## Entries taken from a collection
◆ ◆ ◆ ◆ ◆ ◆ ◆

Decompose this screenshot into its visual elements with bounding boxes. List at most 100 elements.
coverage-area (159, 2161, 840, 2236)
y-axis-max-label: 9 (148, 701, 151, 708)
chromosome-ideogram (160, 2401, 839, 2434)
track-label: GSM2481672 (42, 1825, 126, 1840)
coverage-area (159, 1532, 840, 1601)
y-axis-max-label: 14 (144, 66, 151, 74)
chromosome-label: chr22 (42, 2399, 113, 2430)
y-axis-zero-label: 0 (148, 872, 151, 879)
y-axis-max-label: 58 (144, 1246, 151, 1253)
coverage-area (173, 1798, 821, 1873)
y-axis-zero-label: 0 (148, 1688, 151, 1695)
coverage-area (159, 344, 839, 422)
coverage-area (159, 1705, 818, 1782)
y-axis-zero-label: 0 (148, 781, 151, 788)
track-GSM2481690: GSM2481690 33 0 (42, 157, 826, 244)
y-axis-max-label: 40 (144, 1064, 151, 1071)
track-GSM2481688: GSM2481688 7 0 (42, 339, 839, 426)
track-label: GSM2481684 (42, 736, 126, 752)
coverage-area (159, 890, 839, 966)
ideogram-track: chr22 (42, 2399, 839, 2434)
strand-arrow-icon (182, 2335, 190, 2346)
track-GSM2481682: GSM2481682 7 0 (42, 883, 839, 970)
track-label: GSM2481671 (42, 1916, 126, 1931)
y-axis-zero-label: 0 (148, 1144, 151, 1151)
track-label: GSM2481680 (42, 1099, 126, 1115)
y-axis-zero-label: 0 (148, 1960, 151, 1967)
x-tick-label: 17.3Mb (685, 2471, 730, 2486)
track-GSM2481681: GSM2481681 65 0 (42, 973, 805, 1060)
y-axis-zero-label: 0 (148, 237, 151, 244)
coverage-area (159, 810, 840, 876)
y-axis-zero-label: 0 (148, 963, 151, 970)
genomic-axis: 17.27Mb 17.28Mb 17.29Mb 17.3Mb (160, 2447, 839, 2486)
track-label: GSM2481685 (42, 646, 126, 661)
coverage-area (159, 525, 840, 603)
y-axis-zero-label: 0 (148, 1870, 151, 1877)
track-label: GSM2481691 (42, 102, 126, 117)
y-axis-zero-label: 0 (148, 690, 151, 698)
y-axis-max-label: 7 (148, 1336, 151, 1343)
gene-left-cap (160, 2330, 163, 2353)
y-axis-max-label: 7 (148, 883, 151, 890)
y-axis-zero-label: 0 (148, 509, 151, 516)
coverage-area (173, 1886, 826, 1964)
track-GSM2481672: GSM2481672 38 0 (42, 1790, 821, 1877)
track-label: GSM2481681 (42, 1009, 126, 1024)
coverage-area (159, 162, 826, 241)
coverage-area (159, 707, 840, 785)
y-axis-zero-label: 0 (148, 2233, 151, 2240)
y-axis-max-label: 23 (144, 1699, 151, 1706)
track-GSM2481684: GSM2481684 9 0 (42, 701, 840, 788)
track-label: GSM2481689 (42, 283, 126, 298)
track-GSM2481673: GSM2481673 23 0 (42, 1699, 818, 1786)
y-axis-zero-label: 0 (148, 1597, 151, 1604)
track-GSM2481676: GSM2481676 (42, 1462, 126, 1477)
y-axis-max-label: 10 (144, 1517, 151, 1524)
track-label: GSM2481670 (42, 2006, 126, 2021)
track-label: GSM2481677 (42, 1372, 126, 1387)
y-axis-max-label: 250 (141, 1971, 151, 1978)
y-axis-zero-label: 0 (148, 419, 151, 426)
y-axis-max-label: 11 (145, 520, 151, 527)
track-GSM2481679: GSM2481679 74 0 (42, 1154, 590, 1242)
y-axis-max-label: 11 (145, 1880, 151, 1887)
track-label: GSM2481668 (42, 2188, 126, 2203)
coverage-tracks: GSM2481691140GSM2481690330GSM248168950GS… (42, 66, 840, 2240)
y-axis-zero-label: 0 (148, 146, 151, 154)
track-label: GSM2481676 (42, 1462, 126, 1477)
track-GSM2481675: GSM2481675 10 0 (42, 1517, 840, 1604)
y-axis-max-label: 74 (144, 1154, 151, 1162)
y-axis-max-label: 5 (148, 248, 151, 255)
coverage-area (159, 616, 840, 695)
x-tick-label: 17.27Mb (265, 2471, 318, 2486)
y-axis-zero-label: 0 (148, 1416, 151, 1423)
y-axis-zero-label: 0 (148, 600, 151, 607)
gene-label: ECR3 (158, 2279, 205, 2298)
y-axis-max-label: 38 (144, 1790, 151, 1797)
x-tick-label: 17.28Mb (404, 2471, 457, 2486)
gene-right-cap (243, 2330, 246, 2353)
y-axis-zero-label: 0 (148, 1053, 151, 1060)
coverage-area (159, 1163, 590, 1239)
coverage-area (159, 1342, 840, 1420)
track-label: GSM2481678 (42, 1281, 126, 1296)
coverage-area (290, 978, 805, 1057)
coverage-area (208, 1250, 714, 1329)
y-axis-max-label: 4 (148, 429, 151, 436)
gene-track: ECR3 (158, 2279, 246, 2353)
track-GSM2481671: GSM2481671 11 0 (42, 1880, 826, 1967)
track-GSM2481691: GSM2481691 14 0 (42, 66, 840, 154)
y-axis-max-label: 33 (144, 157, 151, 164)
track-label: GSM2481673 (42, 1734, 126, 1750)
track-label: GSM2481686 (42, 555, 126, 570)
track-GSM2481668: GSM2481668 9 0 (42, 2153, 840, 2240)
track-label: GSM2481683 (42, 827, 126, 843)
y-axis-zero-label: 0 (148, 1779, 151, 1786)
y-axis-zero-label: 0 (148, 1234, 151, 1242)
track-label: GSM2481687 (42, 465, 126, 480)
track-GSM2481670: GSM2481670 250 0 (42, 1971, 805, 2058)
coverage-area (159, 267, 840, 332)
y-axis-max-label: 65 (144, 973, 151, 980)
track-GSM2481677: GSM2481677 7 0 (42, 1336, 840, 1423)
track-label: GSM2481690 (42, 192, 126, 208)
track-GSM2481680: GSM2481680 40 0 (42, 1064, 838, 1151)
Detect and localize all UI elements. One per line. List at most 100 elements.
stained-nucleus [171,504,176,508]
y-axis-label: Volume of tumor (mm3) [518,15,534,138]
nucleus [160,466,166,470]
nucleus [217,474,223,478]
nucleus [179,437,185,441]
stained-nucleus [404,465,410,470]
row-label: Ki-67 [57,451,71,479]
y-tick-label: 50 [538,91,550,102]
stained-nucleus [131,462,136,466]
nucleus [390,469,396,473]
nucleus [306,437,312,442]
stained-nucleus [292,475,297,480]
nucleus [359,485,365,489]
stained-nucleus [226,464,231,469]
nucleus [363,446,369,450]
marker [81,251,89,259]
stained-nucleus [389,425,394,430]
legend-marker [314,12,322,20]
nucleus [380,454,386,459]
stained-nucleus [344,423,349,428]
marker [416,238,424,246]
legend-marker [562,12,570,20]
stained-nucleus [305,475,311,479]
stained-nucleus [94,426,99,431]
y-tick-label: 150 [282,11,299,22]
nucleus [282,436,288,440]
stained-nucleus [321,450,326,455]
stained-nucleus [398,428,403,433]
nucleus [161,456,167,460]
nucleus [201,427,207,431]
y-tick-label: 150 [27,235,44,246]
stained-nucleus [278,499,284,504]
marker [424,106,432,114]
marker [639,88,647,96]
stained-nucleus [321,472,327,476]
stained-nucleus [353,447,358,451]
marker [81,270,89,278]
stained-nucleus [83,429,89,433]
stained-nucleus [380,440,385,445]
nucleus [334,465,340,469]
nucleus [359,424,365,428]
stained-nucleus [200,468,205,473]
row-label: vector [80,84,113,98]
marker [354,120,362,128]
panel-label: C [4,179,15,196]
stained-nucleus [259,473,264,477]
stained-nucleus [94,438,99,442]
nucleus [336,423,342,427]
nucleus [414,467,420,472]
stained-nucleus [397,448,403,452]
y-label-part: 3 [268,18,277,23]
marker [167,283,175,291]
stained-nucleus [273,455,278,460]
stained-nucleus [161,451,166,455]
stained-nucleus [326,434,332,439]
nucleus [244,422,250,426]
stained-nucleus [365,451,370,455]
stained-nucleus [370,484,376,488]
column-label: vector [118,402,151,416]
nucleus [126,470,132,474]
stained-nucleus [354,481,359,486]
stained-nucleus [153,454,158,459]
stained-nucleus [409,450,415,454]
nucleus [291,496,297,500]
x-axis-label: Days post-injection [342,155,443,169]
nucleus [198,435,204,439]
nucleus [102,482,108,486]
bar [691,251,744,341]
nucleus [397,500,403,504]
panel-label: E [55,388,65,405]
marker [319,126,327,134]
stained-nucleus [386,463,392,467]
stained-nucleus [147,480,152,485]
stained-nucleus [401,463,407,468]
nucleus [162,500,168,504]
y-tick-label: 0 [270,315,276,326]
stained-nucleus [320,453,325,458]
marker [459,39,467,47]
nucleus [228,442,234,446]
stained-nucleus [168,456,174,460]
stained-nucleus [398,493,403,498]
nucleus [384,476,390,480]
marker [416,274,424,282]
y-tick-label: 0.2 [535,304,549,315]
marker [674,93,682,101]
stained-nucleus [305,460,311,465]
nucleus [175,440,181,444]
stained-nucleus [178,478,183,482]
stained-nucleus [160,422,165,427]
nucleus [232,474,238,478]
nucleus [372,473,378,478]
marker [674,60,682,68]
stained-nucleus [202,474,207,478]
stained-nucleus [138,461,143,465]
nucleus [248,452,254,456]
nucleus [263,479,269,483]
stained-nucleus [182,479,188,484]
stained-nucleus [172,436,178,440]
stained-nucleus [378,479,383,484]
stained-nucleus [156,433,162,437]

◆ ◆ ◆ ◆ ◆ ◆ ◆

## Work request
Find the word "vector" in the entries, and copy every line it shows up in.

## Response area
row-label: vector [80,84,113,98]
column-label: vector [118,402,151,416]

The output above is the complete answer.